## START INFORMATION SHOWN

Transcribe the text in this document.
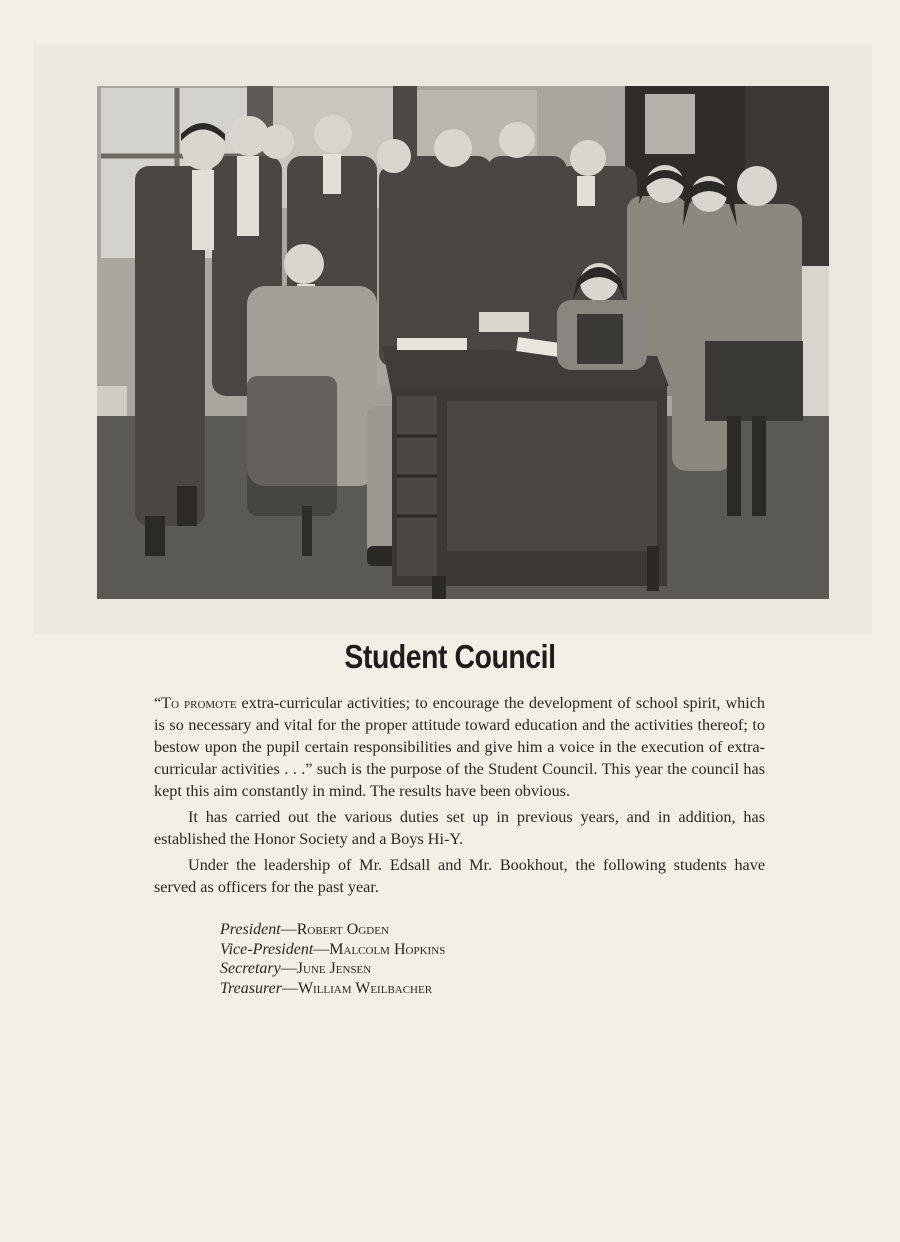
Student Council

“To promote extra-curricular activities; to encourage the development of school spirit, which is so necessary and vital for the proper attitude toward education and the activities thereof; to bestow upon the pupil certain responsibilities and give him a voice in the execution of extra-curricular activities . . .” such is the purpose of the Student Council. This year the council has kept this aim constantly in mind. The results have been obvious.

It has carried out the various duties set up in previous years, and in addition, has established the Honor Society and a Boys Hi-Y.

Under the leadership of Mr. Edsall and Mr. Bookhout, the following students have served as officers for the past year.

President—Robert Ogden
Vice-President—Malcolm Hopkins
Secretary—June Jensen
Treasurer—William Weilbacher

## END INFORMATION SHOWN

◆ TASK REQUIREMENTS ◆
Restate the records word for word, omitting images.

◆ TASK RESULT ◆
Transcribe the text in this document.
Student Council

“To promote extra-curricular activities; to encourage the development of school spirit, which is so necessary and vital for the proper attitude toward education and the activities thereof; to bestow upon the pupil certain responsibilities and give him a voice in the execution of extra-curricular activities . . .” such is the purpose of the Student Council. This year the council has kept this aim constantly in mind. The results have been obvious.

It has carried out the various duties set up in previous years, and in addition, has established the Honor Society and a Boys Hi-Y.

Under the leadership of Mr. Edsall and Mr. Bookhout, the following students have served as officers for the past year.

President—Robert Ogden
Vice-President—Malcolm Hopkins
Secretary—June Jensen
Treasurer—William Weilbacher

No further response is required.